DATASET ROWS
# # # #
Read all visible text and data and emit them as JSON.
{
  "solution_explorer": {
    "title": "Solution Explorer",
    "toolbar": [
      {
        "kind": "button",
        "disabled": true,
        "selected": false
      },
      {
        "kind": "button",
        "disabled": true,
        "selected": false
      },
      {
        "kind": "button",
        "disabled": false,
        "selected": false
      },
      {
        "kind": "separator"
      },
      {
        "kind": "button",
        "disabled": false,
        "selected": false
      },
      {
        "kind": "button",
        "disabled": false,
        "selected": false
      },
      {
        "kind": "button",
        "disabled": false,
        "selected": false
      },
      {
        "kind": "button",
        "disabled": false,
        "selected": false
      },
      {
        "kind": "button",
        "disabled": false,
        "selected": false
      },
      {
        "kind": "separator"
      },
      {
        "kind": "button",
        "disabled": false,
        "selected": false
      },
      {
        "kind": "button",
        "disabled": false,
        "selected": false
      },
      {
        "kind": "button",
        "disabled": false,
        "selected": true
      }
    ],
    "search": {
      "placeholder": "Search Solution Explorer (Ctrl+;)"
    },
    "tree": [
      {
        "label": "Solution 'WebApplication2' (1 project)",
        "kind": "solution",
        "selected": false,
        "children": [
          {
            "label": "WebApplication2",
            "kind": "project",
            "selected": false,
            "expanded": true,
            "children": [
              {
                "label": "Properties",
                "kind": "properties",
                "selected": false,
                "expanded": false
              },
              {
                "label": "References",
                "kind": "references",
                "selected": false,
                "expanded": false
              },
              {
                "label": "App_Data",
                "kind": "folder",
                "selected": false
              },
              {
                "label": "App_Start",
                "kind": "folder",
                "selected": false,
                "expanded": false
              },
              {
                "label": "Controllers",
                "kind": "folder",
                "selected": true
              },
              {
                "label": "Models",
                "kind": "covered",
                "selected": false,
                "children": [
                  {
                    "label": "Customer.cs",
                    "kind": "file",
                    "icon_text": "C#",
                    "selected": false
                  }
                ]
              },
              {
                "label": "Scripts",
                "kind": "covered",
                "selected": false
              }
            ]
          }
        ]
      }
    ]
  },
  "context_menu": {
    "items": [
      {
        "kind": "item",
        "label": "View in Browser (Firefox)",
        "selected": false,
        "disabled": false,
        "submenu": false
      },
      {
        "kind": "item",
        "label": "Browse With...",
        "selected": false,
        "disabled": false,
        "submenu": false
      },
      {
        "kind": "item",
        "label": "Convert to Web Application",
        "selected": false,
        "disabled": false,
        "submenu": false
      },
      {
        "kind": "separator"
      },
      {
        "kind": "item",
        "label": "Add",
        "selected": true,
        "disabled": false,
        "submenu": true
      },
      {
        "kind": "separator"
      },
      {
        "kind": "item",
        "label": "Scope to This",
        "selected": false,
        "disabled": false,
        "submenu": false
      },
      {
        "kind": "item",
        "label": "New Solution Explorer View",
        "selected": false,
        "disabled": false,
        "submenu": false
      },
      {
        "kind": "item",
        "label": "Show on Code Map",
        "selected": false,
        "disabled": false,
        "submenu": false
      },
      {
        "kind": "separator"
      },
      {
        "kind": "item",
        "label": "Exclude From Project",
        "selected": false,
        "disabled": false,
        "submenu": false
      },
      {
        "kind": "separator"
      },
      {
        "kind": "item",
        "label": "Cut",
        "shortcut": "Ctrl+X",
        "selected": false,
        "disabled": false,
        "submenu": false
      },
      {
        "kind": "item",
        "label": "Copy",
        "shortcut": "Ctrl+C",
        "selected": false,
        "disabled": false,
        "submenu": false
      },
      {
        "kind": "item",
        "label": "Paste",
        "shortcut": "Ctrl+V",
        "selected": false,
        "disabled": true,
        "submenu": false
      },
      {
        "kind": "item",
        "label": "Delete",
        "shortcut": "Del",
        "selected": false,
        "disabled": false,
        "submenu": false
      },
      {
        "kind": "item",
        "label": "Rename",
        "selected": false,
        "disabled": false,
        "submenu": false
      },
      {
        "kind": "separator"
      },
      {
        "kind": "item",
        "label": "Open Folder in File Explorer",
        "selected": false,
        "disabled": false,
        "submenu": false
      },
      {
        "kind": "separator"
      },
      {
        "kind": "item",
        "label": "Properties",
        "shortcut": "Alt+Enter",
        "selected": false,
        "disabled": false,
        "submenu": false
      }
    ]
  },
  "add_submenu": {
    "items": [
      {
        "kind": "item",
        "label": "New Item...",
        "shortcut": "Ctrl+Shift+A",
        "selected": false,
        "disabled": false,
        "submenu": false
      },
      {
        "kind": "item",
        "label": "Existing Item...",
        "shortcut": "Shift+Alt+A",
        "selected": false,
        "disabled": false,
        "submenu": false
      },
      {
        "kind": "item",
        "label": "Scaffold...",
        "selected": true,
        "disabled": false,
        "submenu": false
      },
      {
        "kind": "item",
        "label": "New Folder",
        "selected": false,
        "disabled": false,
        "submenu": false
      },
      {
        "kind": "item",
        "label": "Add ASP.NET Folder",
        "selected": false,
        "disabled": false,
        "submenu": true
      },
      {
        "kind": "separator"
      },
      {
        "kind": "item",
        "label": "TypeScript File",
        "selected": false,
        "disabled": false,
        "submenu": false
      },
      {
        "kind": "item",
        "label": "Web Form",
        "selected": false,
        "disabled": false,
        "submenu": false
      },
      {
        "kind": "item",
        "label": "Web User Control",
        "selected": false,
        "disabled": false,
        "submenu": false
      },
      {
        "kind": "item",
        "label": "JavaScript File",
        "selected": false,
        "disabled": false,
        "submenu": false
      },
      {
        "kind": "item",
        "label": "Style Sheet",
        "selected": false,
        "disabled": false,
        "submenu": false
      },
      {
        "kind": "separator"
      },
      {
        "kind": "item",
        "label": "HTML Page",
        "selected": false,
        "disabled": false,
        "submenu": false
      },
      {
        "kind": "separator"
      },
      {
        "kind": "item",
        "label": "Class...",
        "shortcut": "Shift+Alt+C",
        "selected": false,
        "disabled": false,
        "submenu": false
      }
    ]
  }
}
# # # #
THE PROBLEM
Restate the data above exactly, keeping each word as it stands.

SOLUTION TO THE EXERCISE
Read all visible text and data and emit them as JSON.
{
  "solution_explorer": {
    "title": "Solution Explorer",
    "toolbar": [
      {
        "kind": "button",
        "disabled": true,
        "selected": false
      },
      {
        "kind": "button",
        "disabled": true,
        "selected": false
      },
      {
        "kind": "button",
        "disabled": false,
        "selected": false
      },
      {
        "kind": "separator"
      },
      {
        "kind": "button",
        "disabled": false,
        "selected": false
      },
      {
        "kind": "button",
        "disabled": false,
        "selected": false
      },
      {
        "kind": "button",
        "disabled": false,
        "selected": false
      },
      {
        "kind": "button",
        "disabled": false,
        "selected": false
      },
      {
        "kind": "button",
        "disabled": false,
        "selected": false
      },
      {
        "kind": "separator"
      },
      {
        "kind": "button",
        "disabled": false,
        "selected": false
      },
      {
        "kind": "button",
        "disabled": false,
        "selected": false
      },
      {
        "kind": "button",
        "disabled": false,
        "selected": true
      }
    ],
    "search": {
      "placeholder": "Search Solution Explorer (Ctrl+;)"
    },
    "tree": [
      {
        "label": "Solution 'WebApplication2' (1 project)",
        "kind": "solution",
        "selected": false,
        "children": [
          {
            "label": "WebApplication2",
            "kind": "project",
            "selected": false,
            "expanded": true,
            "children": [
              {
                "label": "Properties",
                "kind": "properties",
                "selected": false,
                "expanded": false
              },
              {
                "label": "References",
                "kind": "references",
                "selected": false,
                "expanded": false
              },
              {
                "label": "App_Data",
                "kind": "folder",
                "selected": false
              },
              {
                "label": "App_Start",
                "kind": "folder",
                "selected": false,
                "expanded": false
              },
              {
                "label": "Controllers",
                "kind": "folder",
                "selected": true
              },
              {
                "label": "Models",
                "kind": "covered",
                "selected": false,
                "children": [
                  {
                    "label": "Customer.cs",
                    "kind": "file",
                    "icon_text": "C#",
                    "selected": false
                  }
                ]
              },
              {
                "label": "Scripts",
                "kind": "covered",
                "selected": false
              }
            ]
          }
        ]
      }
    ]
  },
  "context_menu": {
    "items": [
      {
        "kind": "item",
        "label": "View in Browser (Firefox)",
        "selected": false,
        "disabled": false,
        "submenu": false
      },
      {
        "kind": "item",
        "label": "Browse With...",
        "selected": false,
        "disabled": false,
        "submenu": false
      },
      {
        "kind": "item",
        "label": "Convert to Web Application",
        "selected": false,
        "disabled": false,
        "submenu": false
      },
      {
        "kind": "separator"
      },
      {
        "kind": "item",
        "label": "Add",
        "selected": true,
        "disabled": false,
        "submenu": true
      },
      {
        "kind": "separator"
      },
      {
        "kind": "item",
        "label": "Scope to This",
        "selected": false,
        "disabled": false,
        "submenu": false
      },
      {
        "kind": "item",
        "label": "New Solution Explorer View",
        "selected": false,
        "disabled": false,
        "submenu": false
      },
      {
        "kind": "item",
        "label": "Show on Code Map",
        "selected": false,
        "disabled": false,
        "submenu": false
      },
      {
        "kind": "separator"
      },
      {
        "kind": "item",
        "label": "Exclude From Project",
        "selected": false,
        "disabled": false,
        "submenu": false
      },
      {
        "kind": "separator"
      },
      {
        "kind": "item",
        "label": "Cut",
        "shortcut": "Ctrl+X",
        "selected": false,
        "disabled": false,
        "submenu": false
      },
      {
        "kind": "item",
        "label": "Copy",
        "shortcut": "Ctrl+C",
        "selected": false,
        "disabled": false,
        "submenu": false
      },
      {
        "kind": "item",
        "label": "Paste",
        "shortcut": "Ctrl+V",
        "selected": false,
        "disabled": true,
        "submenu": false
      },
      {
        "kind": "item",
        "label": "Delete",
        "shortcut": "Del",
        "selected": false,
        "disabled": false,
        "submenu": false
      },
      {
        "kind": "item",
        "label": "Rename",
        "selected": false,
        "disabled": false,
        "submenu": false
      },
      {
        "kind": "separator"
      },
      {
        "kind": "item",
        "label": "Open Folder in File Explorer",
        "selected": false,
        "disabled": false,
        "submenu": false
      },
      {
        "kind": "separator"
      },
      {
        "kind": "item",
        "label": "Properties",
        "shortcut": "Alt+Enter",
        "selected": false,
        "disabled": false,
        "submenu": false
      }
    ]
  },
  "add_submenu": {
    "items": [
      {
        "kind": "item",
        "label": "New Item...",
        "shortcut": "Ctrl+Shift+A",
        "selected": false,
        "disabled": false,
        "submenu": false
      },
      {
        "kind": "item",
        "label": "Existing Item...",
        "shortcut": "Shift+Alt+A",
        "selected": false,
        "disabled": false,
        "submenu": false
      },
      {
        "kind": "item",
        "label": "Scaffold...",
        "selected": true,
        "disabled": false,
        "submenu": false
      },
      {
        "kind": "item",
        "label": "New Folder",
        "selected": false,
        "disabled": false,
        "submenu": false
      },
      {
        "kind": "item",
        "label": "Add ASP.NET Folder",
        "selected": false,
        "disabled": false,
        "submenu": true
      },
      {
        "kind": "separator"
      },
      {
        "kind": "item",
        "label": "TypeScript File",
        "selected": false,
        "disabled": false,
        "submenu": false
      },
      {
        "kind": "item",
        "label": "Web Form",
        "selected": false,
        "disabled": false,
        "submenu": false
      },
      {
        "kind": "item",
        "label": "Web User Control",
        "selected": false,
        "disabled": false,
        "submenu": false
      },
      {
        "kind": "item",
        "label": "JavaScript File",
        "selected": false,
        "disabled": false,
        "submenu": false
      },
      {
        "kind": "item",
        "label": "Style Sheet",
        "selected": false,
        "disabled": false,
        "submenu": false
      },
      {
        "kind": "separator"
      },
      {
        "kind": "item",
        "label": "HTML Page",
        "selected": false,
        "disabled": false,
        "submenu": false
      },
      {
        "kind": "separator"
      },
      {
        "kind": "item",
        "label": "Class...",
        "shortcut": "Shift+Alt+C",
        "selected": false,
        "disabled": false,
        "submenu": false
      }
    ]
  }
}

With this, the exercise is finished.